Saved entries:

====================

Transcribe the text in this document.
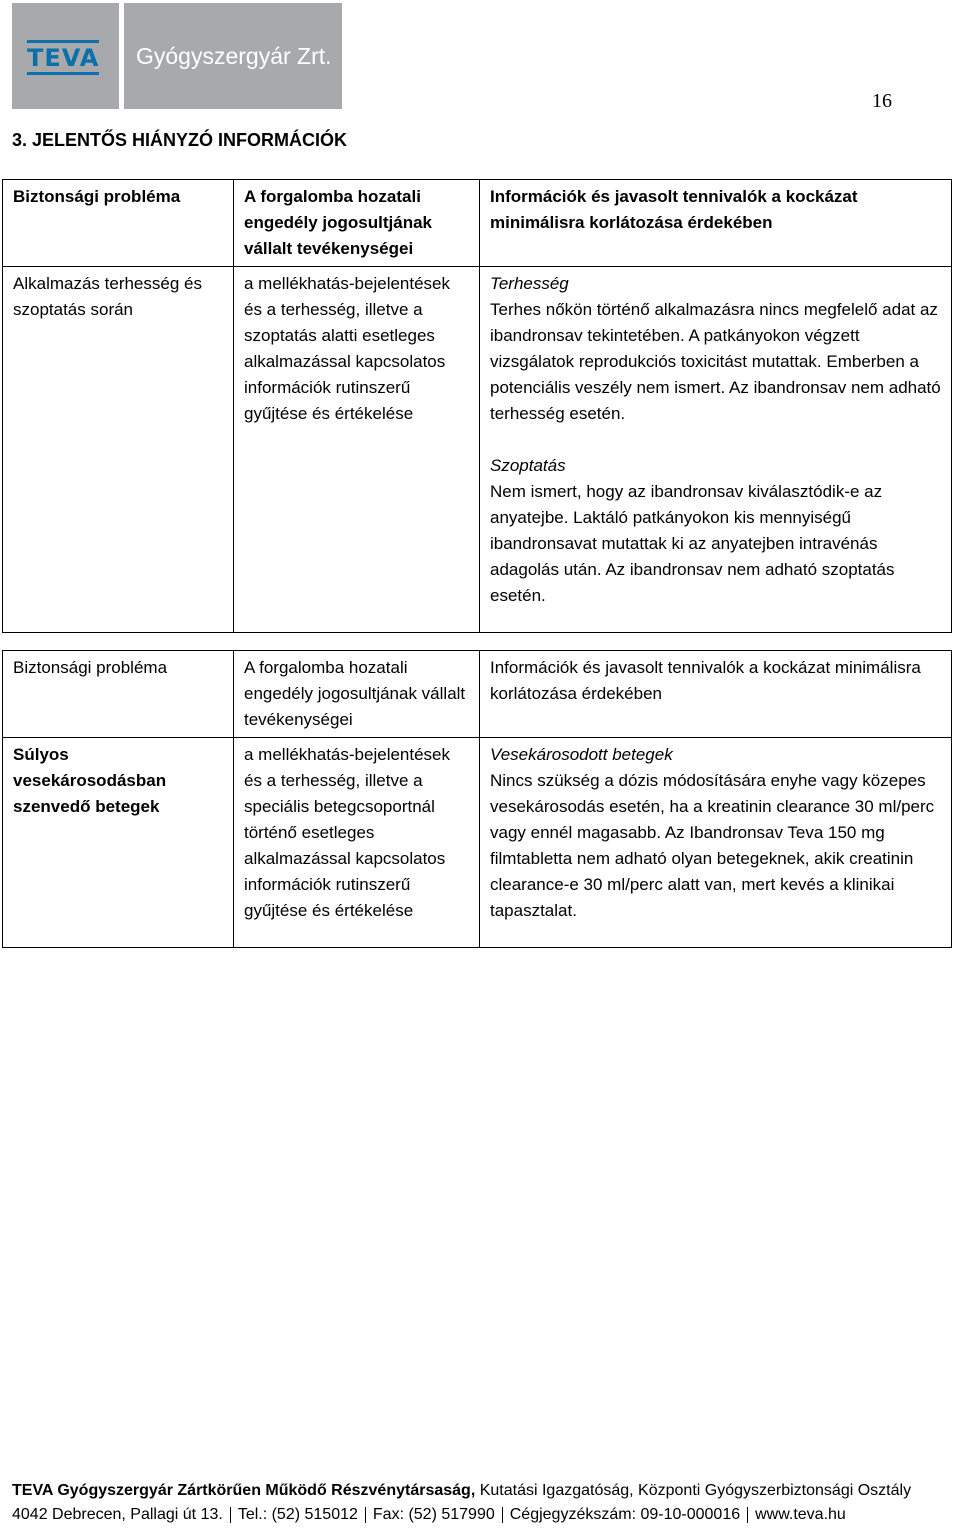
TEVA Gyógyszergyár Zrt.
16
3. JELENTŐS HIÁNYZÓ INFORMÁCIÓK
Biztonsági probléma	A forgalomba hozatali engedély jogosultjának vállalt tevékenységei	Információk és javasolt tennivalók a kockázat minimálisra korlátozása érdekében
Alkalmazás terhesség és szoptatás során	a mellékhatás-bejelentések és a terhesség, illetve a szoptatás alatti esetleges alkalmazással kapcsolatos információk rutinszerű gyűjtése és értékelése	Terhesség
Terhes nőkön történő alkalmazásra nincs megfelelő adat az ibandronsav tekintetében. A patkányokon végzett vizsgálatok reprodukciós toxicitást mutattak. Emberben a potenciális veszély nem ismert. Az ibandronsav nem adható terhesség esetén.
Szoptatás
Nem ismert, hogy az ibandronsav kiválasztódik-e az anyatejbe. Laktáló patkányokon kis mennyiségű ibandronsavat mutattak ki az anyatejben intravénás adagolás után. Az ibandronsav nem adható szoptatás esetén.
Biztonsági probléma	A forgalomba hozatali engedély jogosultjának vállalt tevékenységei	Információk és javasolt tennivalók a kockázat minimálisra korlátozása érdekében
Súlyos vesekárosodásban szenvedő betegek	a mellékhatás-bejelentések és a terhesség, illetve a speciális betegcsoportnál történő esetleges alkalmazással kapcsolatos információk rutinszerű gyűjtése és értékelése	Vesekárosodott betegek
Nincs szükség a dózis módosítására enyhe vagy közepes vesekárosodás esetén, ha a kreatinin clearance 30 ml/perc vagy ennél magasabb. Az Ibandronsav Teva 150 mg filmtabletta nem adható olyan betegeknek, akik creatinin clearance-e 30 ml/perc alatt van, mert kevés a klinikai tapasztalat.
TEVA Gyógyszergyár Zártkörűen Működő Részvénytársaság, Kutatási Igazgatóság, Központi Gyógyszerbiztonsági Osztály
4042 Debrecen, Pallagi út 13. Tel.: (52) 515012 Fax: (52) 517990 Cégjegyzékszám: 09-10-000016 www.teva.hu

====================

Stated exercise
Say how many lines contain "bejelentések", and give nothing but that number.

Solution to this problem
2